# [REQUEST]
Scan the entries for the string "from" and give the number of lines that have it, nothing further.

+ + + +

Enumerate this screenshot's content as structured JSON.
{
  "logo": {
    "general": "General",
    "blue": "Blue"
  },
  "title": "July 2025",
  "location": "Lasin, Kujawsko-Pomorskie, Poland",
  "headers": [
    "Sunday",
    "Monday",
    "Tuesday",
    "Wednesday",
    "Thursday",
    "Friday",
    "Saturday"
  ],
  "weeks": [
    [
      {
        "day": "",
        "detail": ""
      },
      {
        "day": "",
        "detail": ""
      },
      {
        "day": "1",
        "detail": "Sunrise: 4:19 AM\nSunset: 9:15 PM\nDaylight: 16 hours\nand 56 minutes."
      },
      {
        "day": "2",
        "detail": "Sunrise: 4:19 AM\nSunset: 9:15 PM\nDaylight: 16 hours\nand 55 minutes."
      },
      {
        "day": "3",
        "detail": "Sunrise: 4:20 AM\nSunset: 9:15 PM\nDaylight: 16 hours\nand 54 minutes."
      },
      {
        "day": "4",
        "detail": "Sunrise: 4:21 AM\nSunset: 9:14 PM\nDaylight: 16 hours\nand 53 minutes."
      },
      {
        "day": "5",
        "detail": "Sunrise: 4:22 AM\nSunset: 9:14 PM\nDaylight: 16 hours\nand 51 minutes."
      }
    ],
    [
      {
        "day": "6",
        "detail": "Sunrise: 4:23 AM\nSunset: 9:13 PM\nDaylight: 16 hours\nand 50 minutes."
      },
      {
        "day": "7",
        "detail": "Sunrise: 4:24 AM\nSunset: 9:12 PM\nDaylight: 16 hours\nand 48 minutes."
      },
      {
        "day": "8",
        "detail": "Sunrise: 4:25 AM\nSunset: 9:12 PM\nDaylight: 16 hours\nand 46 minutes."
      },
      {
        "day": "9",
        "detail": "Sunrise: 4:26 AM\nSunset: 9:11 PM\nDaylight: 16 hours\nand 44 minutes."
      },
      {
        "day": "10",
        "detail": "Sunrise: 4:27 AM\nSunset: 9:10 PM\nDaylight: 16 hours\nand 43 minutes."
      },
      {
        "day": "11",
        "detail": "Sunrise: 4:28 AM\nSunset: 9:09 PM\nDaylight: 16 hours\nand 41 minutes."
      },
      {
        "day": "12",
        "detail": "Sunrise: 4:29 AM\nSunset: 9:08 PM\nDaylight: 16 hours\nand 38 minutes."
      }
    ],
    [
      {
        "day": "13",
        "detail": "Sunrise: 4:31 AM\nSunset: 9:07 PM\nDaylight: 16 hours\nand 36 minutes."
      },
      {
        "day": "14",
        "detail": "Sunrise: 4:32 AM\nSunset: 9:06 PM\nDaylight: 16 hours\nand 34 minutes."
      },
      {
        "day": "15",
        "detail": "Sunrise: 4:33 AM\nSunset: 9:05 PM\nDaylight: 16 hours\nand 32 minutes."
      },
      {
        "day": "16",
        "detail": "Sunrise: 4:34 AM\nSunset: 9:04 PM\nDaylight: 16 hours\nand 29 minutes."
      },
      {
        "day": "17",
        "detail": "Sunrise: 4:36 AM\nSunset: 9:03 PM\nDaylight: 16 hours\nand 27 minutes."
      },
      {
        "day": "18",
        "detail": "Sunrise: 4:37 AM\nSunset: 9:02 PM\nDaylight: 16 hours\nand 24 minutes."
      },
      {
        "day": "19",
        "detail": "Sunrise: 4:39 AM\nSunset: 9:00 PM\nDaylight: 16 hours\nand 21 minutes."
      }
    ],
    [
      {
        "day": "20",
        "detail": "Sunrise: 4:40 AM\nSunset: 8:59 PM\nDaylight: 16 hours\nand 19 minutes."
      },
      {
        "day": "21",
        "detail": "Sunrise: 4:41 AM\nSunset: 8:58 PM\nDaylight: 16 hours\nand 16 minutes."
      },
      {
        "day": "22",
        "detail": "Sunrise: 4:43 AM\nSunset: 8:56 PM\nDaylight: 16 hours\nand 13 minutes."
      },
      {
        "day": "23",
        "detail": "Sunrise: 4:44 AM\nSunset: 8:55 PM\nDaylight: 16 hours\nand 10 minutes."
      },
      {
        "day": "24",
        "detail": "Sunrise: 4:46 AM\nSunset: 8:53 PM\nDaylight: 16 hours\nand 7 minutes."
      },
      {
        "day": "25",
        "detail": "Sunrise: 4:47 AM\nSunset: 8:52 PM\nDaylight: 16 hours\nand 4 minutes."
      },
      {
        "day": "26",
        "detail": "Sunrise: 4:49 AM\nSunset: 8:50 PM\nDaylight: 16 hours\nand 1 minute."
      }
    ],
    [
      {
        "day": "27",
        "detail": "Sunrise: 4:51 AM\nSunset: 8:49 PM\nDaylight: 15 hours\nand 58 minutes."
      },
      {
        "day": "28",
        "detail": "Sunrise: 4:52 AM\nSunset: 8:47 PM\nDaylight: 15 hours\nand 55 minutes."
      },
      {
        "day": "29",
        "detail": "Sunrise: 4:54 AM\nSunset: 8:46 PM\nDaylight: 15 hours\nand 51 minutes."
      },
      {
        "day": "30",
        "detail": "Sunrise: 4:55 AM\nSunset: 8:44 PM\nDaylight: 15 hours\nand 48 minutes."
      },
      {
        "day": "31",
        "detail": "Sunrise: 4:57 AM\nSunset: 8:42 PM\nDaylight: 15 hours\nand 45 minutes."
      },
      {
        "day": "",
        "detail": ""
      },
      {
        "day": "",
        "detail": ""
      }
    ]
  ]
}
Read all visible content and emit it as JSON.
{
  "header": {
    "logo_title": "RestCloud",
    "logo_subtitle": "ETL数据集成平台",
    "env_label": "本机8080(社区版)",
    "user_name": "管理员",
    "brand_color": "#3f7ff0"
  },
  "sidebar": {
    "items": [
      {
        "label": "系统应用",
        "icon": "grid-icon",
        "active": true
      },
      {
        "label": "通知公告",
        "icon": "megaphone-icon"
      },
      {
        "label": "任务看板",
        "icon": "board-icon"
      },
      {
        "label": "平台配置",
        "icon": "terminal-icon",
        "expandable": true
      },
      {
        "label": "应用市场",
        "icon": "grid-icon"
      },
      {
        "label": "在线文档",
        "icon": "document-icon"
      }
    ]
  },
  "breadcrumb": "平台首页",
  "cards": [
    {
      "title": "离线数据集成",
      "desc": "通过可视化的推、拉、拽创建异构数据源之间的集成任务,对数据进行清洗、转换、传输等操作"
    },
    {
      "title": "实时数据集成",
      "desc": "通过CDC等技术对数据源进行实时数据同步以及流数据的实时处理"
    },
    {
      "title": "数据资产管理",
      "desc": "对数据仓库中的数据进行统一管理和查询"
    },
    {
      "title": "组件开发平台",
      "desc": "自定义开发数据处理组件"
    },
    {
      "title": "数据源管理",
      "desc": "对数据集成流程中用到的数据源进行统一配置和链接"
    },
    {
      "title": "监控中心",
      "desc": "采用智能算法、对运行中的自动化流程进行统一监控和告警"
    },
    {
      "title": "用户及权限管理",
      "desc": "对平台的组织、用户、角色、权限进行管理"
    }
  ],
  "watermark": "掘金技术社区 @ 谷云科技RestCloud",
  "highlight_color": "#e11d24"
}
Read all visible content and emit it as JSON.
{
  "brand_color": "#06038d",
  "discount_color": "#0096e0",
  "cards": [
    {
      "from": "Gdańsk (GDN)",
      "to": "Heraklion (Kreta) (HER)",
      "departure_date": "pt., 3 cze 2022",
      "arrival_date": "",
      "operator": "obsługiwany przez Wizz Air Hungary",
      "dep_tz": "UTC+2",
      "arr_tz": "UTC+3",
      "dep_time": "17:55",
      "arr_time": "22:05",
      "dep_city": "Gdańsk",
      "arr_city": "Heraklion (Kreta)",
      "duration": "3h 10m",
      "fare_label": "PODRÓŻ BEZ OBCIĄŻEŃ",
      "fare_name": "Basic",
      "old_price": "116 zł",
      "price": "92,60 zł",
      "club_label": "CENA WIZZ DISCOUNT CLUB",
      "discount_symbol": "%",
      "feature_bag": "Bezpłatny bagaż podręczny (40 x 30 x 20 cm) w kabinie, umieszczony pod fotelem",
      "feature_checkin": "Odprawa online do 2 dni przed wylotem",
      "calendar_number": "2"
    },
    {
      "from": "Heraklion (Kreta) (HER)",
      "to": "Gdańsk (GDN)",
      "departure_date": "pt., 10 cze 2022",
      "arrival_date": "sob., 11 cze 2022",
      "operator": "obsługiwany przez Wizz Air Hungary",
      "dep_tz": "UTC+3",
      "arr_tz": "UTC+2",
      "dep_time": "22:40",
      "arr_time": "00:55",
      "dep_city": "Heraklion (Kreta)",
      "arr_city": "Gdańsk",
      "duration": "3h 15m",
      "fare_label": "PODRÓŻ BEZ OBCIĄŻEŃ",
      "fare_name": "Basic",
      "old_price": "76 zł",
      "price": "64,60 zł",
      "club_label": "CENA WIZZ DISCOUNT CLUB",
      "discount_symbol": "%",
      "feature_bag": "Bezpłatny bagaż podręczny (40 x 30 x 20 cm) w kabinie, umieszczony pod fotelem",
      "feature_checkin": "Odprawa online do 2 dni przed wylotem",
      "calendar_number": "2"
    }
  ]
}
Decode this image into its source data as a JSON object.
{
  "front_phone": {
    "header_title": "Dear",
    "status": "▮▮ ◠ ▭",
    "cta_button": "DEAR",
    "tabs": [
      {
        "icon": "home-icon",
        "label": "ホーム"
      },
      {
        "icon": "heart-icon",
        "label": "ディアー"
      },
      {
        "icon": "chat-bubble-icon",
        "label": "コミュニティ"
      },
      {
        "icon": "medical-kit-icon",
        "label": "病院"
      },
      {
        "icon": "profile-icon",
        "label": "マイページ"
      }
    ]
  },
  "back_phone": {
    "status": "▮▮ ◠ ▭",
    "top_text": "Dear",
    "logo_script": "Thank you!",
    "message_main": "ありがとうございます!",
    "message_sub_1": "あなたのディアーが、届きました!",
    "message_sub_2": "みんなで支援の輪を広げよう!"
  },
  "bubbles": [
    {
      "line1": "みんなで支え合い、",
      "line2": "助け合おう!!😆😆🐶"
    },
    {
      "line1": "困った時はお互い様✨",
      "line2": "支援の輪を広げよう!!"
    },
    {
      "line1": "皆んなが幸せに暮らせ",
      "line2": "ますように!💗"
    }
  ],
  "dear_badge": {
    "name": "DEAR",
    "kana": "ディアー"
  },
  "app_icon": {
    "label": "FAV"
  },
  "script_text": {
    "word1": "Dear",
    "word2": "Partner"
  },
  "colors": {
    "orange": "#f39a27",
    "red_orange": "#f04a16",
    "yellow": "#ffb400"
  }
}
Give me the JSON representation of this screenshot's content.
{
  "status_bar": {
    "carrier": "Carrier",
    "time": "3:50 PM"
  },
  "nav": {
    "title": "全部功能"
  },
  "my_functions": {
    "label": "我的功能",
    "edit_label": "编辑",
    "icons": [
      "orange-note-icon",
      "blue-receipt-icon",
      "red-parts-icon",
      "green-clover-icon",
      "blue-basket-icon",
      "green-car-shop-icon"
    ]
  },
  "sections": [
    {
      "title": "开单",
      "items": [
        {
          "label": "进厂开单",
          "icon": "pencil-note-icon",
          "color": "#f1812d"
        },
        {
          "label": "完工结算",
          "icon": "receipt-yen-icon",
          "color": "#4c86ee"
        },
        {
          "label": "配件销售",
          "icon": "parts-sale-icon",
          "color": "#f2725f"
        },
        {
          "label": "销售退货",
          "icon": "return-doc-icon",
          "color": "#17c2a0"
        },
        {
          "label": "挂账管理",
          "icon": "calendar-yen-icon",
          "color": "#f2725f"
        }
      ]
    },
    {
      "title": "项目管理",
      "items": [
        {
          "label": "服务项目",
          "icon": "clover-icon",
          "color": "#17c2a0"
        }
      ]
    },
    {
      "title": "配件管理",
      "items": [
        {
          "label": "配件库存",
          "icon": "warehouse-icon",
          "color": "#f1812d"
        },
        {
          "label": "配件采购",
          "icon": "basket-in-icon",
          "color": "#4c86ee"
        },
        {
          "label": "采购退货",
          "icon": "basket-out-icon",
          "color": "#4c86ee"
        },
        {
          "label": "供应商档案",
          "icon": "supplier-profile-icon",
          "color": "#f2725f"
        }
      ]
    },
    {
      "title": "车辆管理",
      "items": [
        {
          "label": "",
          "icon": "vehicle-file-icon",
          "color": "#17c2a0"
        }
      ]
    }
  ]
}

+ + + +

# [EXERCISE ANSWER]
2